Dataset entries:
----------------------------------------

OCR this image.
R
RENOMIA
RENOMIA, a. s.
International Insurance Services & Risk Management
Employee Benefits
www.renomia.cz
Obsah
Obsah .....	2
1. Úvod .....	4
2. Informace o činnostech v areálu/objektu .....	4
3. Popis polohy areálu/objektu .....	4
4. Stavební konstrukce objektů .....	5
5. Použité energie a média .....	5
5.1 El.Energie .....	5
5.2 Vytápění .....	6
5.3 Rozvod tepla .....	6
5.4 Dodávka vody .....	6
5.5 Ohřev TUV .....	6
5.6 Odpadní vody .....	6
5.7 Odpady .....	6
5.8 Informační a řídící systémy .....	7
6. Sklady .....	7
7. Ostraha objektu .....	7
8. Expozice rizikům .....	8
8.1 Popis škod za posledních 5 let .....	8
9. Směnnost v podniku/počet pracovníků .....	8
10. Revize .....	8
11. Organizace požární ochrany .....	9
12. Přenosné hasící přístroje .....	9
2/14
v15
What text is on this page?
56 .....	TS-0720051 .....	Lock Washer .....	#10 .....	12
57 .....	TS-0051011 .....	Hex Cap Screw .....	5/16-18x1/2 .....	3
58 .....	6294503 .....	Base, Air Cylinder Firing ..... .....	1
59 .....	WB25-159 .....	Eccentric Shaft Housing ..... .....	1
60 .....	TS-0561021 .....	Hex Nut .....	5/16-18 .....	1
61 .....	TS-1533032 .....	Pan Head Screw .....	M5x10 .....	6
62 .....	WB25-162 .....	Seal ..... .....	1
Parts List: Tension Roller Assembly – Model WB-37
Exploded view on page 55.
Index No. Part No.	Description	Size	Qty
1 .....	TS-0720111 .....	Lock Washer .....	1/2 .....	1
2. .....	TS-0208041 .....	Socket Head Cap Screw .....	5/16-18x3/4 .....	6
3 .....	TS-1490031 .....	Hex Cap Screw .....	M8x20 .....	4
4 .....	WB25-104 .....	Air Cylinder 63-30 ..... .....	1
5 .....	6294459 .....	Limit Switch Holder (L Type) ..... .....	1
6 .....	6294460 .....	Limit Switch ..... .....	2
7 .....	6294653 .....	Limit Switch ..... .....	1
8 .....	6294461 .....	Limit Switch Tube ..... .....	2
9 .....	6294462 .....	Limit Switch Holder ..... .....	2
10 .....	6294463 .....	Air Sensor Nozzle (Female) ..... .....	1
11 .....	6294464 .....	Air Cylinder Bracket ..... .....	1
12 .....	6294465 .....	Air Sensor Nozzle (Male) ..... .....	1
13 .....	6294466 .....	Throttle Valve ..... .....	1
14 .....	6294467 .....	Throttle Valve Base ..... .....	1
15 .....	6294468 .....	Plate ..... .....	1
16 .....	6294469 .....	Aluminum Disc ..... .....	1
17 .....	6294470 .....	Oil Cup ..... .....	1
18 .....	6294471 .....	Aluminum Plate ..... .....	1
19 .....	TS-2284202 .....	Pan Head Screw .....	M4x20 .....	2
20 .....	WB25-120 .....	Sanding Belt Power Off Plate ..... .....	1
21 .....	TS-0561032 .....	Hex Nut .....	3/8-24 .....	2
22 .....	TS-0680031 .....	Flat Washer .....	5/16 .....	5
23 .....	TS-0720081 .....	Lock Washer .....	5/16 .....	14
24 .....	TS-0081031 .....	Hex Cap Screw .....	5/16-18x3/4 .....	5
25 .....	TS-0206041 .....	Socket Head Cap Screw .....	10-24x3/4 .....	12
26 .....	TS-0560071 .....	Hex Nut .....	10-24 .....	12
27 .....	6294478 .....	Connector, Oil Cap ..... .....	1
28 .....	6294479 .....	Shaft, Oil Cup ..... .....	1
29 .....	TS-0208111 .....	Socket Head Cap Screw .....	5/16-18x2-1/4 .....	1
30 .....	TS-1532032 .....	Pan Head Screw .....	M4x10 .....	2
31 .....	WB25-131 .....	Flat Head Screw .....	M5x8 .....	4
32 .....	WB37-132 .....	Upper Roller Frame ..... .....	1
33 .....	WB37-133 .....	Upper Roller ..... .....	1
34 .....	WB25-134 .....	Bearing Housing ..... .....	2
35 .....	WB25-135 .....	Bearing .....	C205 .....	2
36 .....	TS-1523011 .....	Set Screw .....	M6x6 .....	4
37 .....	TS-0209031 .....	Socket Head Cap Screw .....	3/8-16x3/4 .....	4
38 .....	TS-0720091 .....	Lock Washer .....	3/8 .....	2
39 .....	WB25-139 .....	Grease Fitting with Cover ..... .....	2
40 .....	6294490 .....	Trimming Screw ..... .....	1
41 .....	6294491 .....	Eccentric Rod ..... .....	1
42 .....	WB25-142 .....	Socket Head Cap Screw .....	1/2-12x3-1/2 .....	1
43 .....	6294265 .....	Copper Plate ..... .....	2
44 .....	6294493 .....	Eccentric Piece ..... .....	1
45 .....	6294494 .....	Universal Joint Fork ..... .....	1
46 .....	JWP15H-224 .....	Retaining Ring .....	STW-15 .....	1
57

----------------------------------------

Your instructions: Among the lines of the material, find those that hold the word "Base" and copy them.

Correct answer:
58 .....	6294503 .....	Base, Air Cylinder Firing ..... .....	1
14 .....	6294467 .....	Throttle Valve Base ..... .....	1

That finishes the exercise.